The problem =>
Your task is to write out the complete listing exactly as it is shown.

Records that describe figures:
+-------+
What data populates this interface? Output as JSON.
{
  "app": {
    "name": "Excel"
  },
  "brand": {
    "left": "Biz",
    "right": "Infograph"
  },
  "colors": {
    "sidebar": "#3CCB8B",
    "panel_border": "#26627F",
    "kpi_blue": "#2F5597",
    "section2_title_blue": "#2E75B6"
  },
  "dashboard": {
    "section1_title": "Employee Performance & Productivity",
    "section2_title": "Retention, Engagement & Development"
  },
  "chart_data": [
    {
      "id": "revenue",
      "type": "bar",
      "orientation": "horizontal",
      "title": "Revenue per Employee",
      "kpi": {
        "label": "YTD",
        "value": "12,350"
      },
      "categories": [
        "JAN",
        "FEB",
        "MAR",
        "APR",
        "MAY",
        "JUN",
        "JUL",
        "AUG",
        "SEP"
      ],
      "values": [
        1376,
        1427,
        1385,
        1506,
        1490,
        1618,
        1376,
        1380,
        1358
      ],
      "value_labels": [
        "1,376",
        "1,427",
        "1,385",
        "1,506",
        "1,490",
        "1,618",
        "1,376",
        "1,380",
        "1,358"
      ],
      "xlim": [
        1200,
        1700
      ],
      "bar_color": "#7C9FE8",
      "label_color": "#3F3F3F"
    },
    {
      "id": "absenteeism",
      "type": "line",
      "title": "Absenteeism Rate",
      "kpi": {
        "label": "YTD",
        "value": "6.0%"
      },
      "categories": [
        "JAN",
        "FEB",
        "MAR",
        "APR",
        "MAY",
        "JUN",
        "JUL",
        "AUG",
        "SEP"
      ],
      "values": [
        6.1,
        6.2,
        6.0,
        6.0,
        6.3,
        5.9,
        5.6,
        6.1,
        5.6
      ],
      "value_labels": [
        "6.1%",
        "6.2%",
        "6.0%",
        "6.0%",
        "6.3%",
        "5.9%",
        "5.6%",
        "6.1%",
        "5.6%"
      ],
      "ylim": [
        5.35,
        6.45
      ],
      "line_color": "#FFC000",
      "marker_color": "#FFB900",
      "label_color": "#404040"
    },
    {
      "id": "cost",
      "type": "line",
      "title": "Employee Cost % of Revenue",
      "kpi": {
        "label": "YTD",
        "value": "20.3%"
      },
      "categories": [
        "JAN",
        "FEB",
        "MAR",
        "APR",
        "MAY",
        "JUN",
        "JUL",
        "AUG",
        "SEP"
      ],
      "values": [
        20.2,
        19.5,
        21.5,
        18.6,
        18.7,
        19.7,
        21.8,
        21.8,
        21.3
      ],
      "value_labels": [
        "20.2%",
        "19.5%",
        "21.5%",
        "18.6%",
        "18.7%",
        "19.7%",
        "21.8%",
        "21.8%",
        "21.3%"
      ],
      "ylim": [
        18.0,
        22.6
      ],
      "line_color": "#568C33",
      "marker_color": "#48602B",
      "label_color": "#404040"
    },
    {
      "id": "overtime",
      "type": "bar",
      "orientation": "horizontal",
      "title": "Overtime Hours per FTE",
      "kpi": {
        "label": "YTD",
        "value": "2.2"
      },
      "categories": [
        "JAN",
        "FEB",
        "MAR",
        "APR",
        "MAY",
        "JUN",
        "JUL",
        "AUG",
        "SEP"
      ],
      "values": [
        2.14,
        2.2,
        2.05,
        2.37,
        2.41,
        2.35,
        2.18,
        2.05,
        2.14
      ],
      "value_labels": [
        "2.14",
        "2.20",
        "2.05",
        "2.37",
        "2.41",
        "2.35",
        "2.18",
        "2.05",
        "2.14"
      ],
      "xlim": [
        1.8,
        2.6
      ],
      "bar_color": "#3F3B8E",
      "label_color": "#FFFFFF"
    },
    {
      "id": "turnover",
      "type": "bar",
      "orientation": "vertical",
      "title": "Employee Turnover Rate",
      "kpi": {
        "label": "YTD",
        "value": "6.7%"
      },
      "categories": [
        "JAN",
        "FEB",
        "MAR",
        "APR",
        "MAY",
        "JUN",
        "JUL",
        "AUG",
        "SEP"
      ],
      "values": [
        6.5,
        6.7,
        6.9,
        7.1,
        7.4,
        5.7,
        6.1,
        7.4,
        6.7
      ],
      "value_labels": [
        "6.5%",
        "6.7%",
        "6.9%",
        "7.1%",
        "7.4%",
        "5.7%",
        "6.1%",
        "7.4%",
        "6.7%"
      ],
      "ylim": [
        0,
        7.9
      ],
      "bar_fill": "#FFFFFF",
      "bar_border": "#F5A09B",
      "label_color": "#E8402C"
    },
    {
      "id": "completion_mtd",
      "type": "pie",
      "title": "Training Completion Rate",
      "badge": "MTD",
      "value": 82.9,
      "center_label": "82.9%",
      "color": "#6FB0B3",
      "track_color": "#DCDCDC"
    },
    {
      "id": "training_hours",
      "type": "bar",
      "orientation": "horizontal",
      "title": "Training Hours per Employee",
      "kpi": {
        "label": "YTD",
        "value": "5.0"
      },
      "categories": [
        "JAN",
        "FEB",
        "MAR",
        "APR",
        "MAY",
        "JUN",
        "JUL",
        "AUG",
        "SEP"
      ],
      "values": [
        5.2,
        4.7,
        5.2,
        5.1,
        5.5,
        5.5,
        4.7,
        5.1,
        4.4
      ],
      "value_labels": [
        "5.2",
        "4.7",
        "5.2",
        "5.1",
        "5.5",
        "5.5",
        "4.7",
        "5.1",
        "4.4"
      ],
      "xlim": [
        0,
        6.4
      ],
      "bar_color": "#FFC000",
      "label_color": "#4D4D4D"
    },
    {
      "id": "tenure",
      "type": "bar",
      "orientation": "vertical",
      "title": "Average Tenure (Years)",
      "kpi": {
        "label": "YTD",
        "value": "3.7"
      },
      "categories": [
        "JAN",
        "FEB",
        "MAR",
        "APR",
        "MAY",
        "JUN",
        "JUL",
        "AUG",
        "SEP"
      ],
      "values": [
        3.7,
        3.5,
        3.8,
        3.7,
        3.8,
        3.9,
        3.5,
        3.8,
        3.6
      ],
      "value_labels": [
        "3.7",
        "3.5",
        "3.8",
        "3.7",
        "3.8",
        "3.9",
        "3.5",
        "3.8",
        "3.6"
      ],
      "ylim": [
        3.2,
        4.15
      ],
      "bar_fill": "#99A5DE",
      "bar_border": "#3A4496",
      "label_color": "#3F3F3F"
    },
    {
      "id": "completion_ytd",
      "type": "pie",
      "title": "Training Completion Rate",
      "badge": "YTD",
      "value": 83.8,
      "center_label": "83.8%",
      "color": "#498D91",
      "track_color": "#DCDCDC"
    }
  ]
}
+-------+
Output of the exercise =>
What data populates this interface? Output as JSON.
{
  "app": {
    "name": "Excel"
  },
  "brand": {
    "left": "Biz",
    "right": "Infograph"
  },
  "colors": {
    "sidebar": "#3CCB8B",
    "panel_border": "#26627F",
    "kpi_blue": "#2F5597",
    "section2_title_blue": "#2E75B6"
  },
  "dashboard": {
    "section1_title": "Employee Performance & Productivity",
    "section2_title": "Retention, Engagement & Development"
  },
  "chart_data": [
    {
      "id": "revenue",
      "type": "bar",
      "orientation": "horizontal",
      "title": "Revenue per Employee",
      "kpi": {
        "label": "YTD",
        "value": "12,350"
      },
      "categories": [
        "JAN",
        "FEB",
        "MAR",
        "APR",
        "MAY",
        "JUN",
        "JUL",
        "AUG",
        "SEP"
      ],
      "values": [
        1376,
        1427,
        1385,
        1506,
        1490,
        1618,
        1376,
        1380,
        1358
      ],
      "value_labels": [
        "1,376",
        "1,427",
        "1,385",
        "1,506",
        "1,490",
        "1,618",
        "1,376",
        "1,380",
        "1,358"
      ],
      "xlim": [
        1200,
        1700
      ],
      "bar_color": "#7C9FE8",
      "label_color": "#3F3F3F"
    },
    {
      "id": "absenteeism",
      "type": "line",
      "title": "Absenteeism Rate",
      "kpi": {
        "label": "YTD",
        "value": "6.0%"
      },
      "categories": [
        "JAN",
        "FEB",
        "MAR",
        "APR",
        "MAY",
        "JUN",
        "JUL",
        "AUG",
        "SEP"
      ],
      "values": [
        6.1,
        6.2,
        6.0,
        6.0,
        6.3,
        5.9,
        5.6,
        6.1,
        5.6
      ],
      "value_labels": [
        "6.1%",
        "6.2%",
        "6.0%",
        "6.0%",
        "6.3%",
        "5.9%",
        "5.6%",
        "6.1%",
        "5.6%"
      ],
      "ylim": [
        5.35,
        6.45
      ],
      "line_color": "#FFC000",
      "marker_color": "#FFB900",
      "label_color": "#404040"
    },
    {
      "id": "cost",
      "type": "line",
      "title": "Employee Cost % of Revenue",
      "kpi": {
        "label": "YTD",
        "value": "20.3%"
      },
      "categories": [
        "JAN",
        "FEB",
        "MAR",
        "APR",
        "MAY",
        "JUN",
        "JUL",
        "AUG",
        "SEP"
      ],
      "values": [
        20.2,
        19.5,
        21.5,
        18.6,
        18.7,
        19.7,
        21.8,
        21.8,
        21.3
      ],
      "value_labels": [
        "20.2%",
        "19.5%",
        "21.5%",
        "18.6%",
        "18.7%",
        "19.7%",
        "21.8%",
        "21.8%",
        "21.3%"
      ],
      "ylim": [
        18.0,
        22.6
      ],
      "line_color": "#568C33",
      "marker_color": "#48602B",
      "label_color": "#404040"
    },
    {
      "id": "overtime",
      "type": "bar",
      "orientation": "horizontal",
      "title": "Overtime Hours per FTE",
      "kpi": {
        "label": "YTD",
        "value": "2.2"
      },
      "categories": [
        "JAN",
        "FEB",
        "MAR",
        "APR",
        "MAY",
        "JUN",
        "JUL",
        "AUG",
        "SEP"
      ],
      "values": [
        2.14,
        2.2,
        2.05,
        2.37,
        2.41,
        2.35,
        2.18,
        2.05,
        2.14
      ],
      "value_labels": [
        "2.14",
        "2.20",
        "2.05",
        "2.37",
        "2.41",
        "2.35",
        "2.18",
        "2.05",
        "2.14"
      ],
      "xlim": [
        1.8,
        2.6
      ],
      "bar_color": "#3F3B8E",
      "label_color": "#FFFFFF"
    },
    {
      "id": "turnover",
      "type": "bar",
      "orientation": "vertical",
      "title": "Employee Turnover Rate",
      "kpi": {
        "label": "YTD",
        "value": "6.7%"
      },
      "categories": [
        "JAN",
        "FEB",
        "MAR",
        "APR",
        "MAY",
        "JUN",
        "JUL",
        "AUG",
        "SEP"
      ],
      "values": [
        6.5,
        6.7,
        6.9,
        7.1,
        7.4,
        5.7,
        6.1,
        7.4,
        6.7
      ],
      "value_labels": [
        "6.5%",
        "6.7%",
        "6.9%",
        "7.1%",
        "7.4%",
        "5.7%",
        "6.1%",
        "7.4%",
        "6.7%"
      ],
      "ylim": [
        0,
        7.9
      ],
      "bar_fill": "#FFFFFF",
      "bar_border": "#F5A09B",
      "label_color": "#E8402C"
    },
    {
      "id": "completion_mtd",
      "type": "pie",
      "title": "Training Completion Rate",
      "badge": "MTD",
      "value": 82.9,
      "center_label": "82.9%",
      "color": "#6FB0B3",
      "track_color": "#DCDCDC"
    },
    {
      "id": "training_hours",
      "type": "bar",
      "orientation": "horizontal",
      "title": "Training Hours per Employee",
      "kpi": {
        "label": "YTD",
        "value": "5.0"
      },
      "categories": [
        "JAN",
        "FEB",
        "MAR",
        "APR",
        "MAY",
        "JUN",
        "JUL",
        "AUG",
        "SEP"
      ],
      "values": [
        5.2,
        4.7,
        5.2,
        5.1,
        5.5,
        5.5,
        4.7,
        5.1,
        4.4
      ],
      "value_labels": [
        "5.2",
        "4.7",
        "5.2",
        "5.1",
        "5.5",
        "5.5",
        "4.7",
        "5.1",
        "4.4"
      ],
      "xlim": [
        0,
        6.4
      ],
      "bar_color": "#FFC000",
      "label_color": "#4D4D4D"
    },
    {
      "id": "tenure",
      "type": "bar",
      "orientation": "vertical",
      "title": "Average Tenure (Years)",
      "kpi": {
        "label": "YTD",
        "value": "3.7"
      },
      "categories": [
        "JAN",
        "FEB",
        "MAR",
        "APR",
        "MAY",
        "JUN",
        "JUL",
        "AUG",
        "SEP"
      ],
      "values": [
        3.7,
        3.5,
        3.8,
        3.7,
        3.8,
        3.9,
        3.5,
        3.8,
        3.6
      ],
      "value_labels": [
        "3.7",
        "3.5",
        "3.8",
        "3.7",
        "3.8",
        "3.9",
        "3.5",
        "3.8",
        "3.6"
      ],
      "ylim": [
        3.2,
        4.15
      ],
      "bar_fill": "#99A5DE",
      "bar_border": "#3A4496",
      "label_color": "#3F3F3F"
    },
    {
      "id": "completion_ytd",
      "type": "pie",
      "title": "Training Completion Rate",
      "badge": "YTD",
      "value": 83.8,
      "center_label": "83.8%",
      "color": "#498D91",
      "track_color": "#DCDCDC"
    }
  ]
}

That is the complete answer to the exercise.